* [Written instruction]
Leave out all pictures. Extract exactly the lines from the one containing "Parse this screenshot: output" through the end of the data.

* [Records shown]
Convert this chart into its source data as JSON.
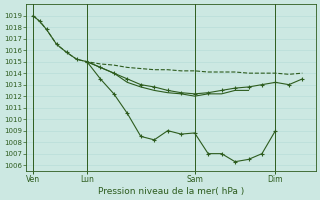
{
  "bg_color": "#cce8e2",
  "grid_color": "#b8ddd8",
  "line_color": "#2d5c1e",
  "xlabel": "Pression niveau de la mer( hPa )",
  "ylim": [
    1005.5,
    1020.0
  ],
  "yticks": [
    1006,
    1007,
    1008,
    1009,
    1010,
    1011,
    1012,
    1013,
    1014,
    1015,
    1016,
    1017,
    1018,
    1019
  ],
  "xtick_labels": [
    "Ven",
    "Lun",
    "Sam",
    "Dim"
  ],
  "xtick_positions": [
    0,
    16,
    48,
    72
  ],
  "vline_positions": [
    0,
    16,
    48,
    72
  ],
  "xlim": [
    -2,
    84
  ],
  "lines": [
    {
      "x": [
        0,
        2,
        4,
        7,
        10,
        13,
        16,
        20,
        24,
        28,
        32,
        36,
        40,
        44,
        48,
        52,
        56,
        60,
        64,
        68,
        72,
        76,
        80
      ],
      "y": [
        1019,
        1018.5,
        1017.8,
        1016.5,
        1015.8,
        1015.2,
        1015.0,
        1014.8,
        1014.7,
        1014.5,
        1014.4,
        1014.3,
        1014.3,
        1014.2,
        1014.2,
        1014.1,
        1014.1,
        1014.1,
        1014.0,
        1014.0,
        1014.0,
        1013.9,
        1014.0
      ],
      "marker": false,
      "linestyle": "--",
      "lw": 0.8
    },
    {
      "x": [
        0,
        2,
        4,
        7,
        10,
        13,
        16,
        20,
        24,
        28,
        32,
        36,
        40,
        44,
        48,
        52,
        56,
        60,
        64,
        68,
        72,
        76,
        80
      ],
      "y": [
        1019,
        1018.5,
        1017.8,
        1016.5,
        1015.8,
        1015.2,
        1015.0,
        1014.5,
        1014.0,
        1013.5,
        1013.0,
        1012.8,
        1012.5,
        1012.3,
        1012.2,
        1012.3,
        1012.5,
        1012.7,
        1012.8,
        1013.0,
        1013.2,
        1013.0,
        1013.5
      ],
      "marker": true,
      "linestyle": "-",
      "lw": 0.8
    },
    {
      "x": [
        16,
        20,
        24,
        28,
        32,
        36,
        40,
        44,
        48,
        52,
        56,
        60,
        64,
        68,
        72
      ],
      "y": [
        1015.0,
        1013.5,
        1012.2,
        1010.5,
        1008.5,
        1008.2,
        1009.0,
        1008.7,
        1008.8,
        1007.0,
        1007.0,
        1006.3,
        1006.5,
        1007.0,
        1009.0
      ],
      "marker": true,
      "linestyle": "-",
      "lw": 0.8
    },
    {
      "x": [
        16,
        20,
        24,
        28,
        32,
        36,
        40,
        44,
        48,
        52,
        56,
        60,
        64
      ],
      "y": [
        1015.0,
        1014.5,
        1014.0,
        1013.2,
        1012.8,
        1012.5,
        1012.3,
        1012.2,
        1012.0,
        1012.2,
        1012.2,
        1012.5,
        1012.5
      ],
      "marker": false,
      "linestyle": "-",
      "lw": 0.8
    }
  ],
  "figsize": [
    3.2,
    2.0
  ],
  "dpi": 100
}
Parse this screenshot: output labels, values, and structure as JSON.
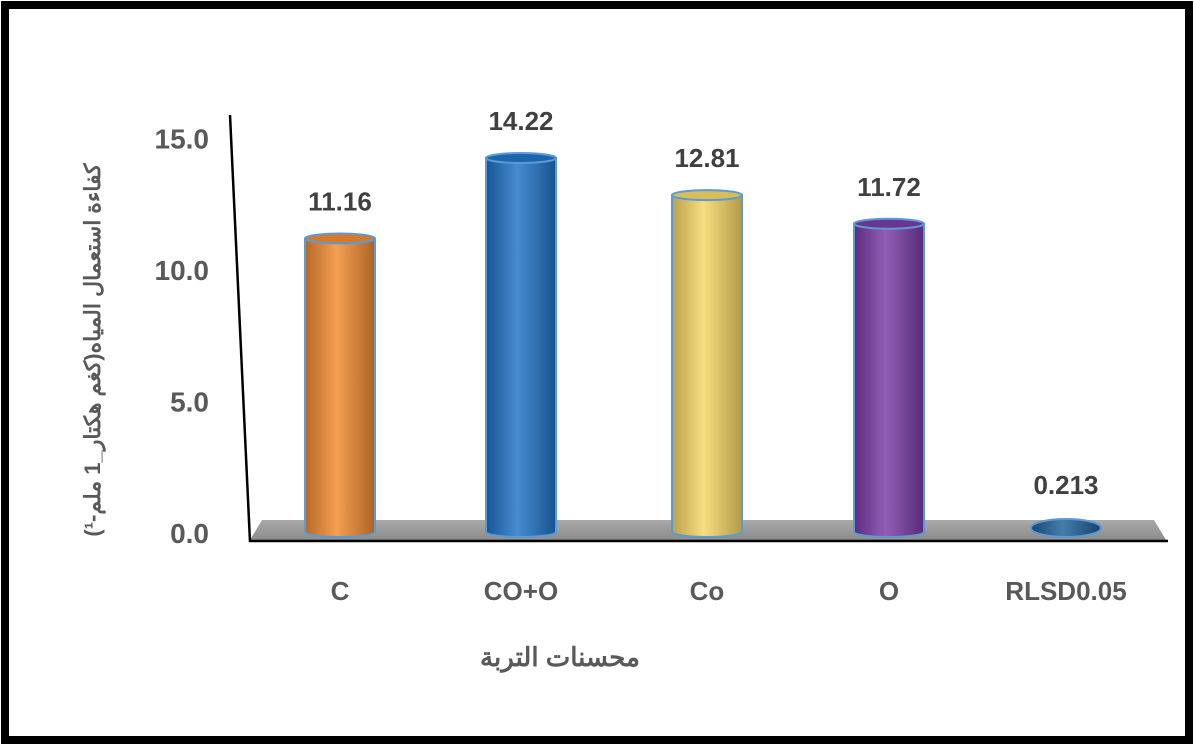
{
  "chart_data": {
    "type": "bar",
    "categories": [
      "C",
      "CO+O",
      "Co",
      "O",
      "RLSD0.05"
    ],
    "values": [
      11.16,
      14.22,
      12.81,
      11.72,
      0.213
    ],
    "value_labels": [
      "11.16",
      "14.22",
      "12.81",
      "11.72",
      "0.213"
    ],
    "colors": [
      "#F28A30",
      "#1F73C6",
      "#F7D765",
      "#7A3BA6",
      "#1F5F99"
    ],
    "xlabel": "محسنات التربة",
    "ylabel": "كفاءة استعمال المياه(كغم هكتار_1 ملم-¹)",
    "yticks": [
      "0.0",
      "5.0",
      "10.0",
      "15.0"
    ],
    "ylim": [
      0,
      15
    ],
    "grid": false,
    "legend": "none"
  }
}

* [Response to this exercise]
Parse this screenshot: output labels, values, and structure as JSON.
{
  "chart_data": {
    "type": "bar",
    "categories": [
      "C",
      "CO+O",
      "Co",
      "O",
      "RLSD0.05"
    ],
    "values": [
      11.16,
      14.22,
      12.81,
      11.72,
      0.213
    ],
    "value_labels": [
      "11.16",
      "14.22",
      "12.81",
      "11.72",
      "0.213"
    ],
    "colors": [
      "#F28A30",
      "#1F73C6",
      "#F7D765",
      "#7A3BA6",
      "#1F5F99"
    ],
    "xlabel": "محسنات التربة",
    "ylabel": "كفاءة استعمال المياه(كغم هكتار_1 ملم-¹)",
    "yticks": [
      "0.0",
      "5.0",
      "10.0",
      "15.0"
    ],
    "ylim": [
      0,
      15
    ],
    "grid": false,
    "legend": "none"
  }
}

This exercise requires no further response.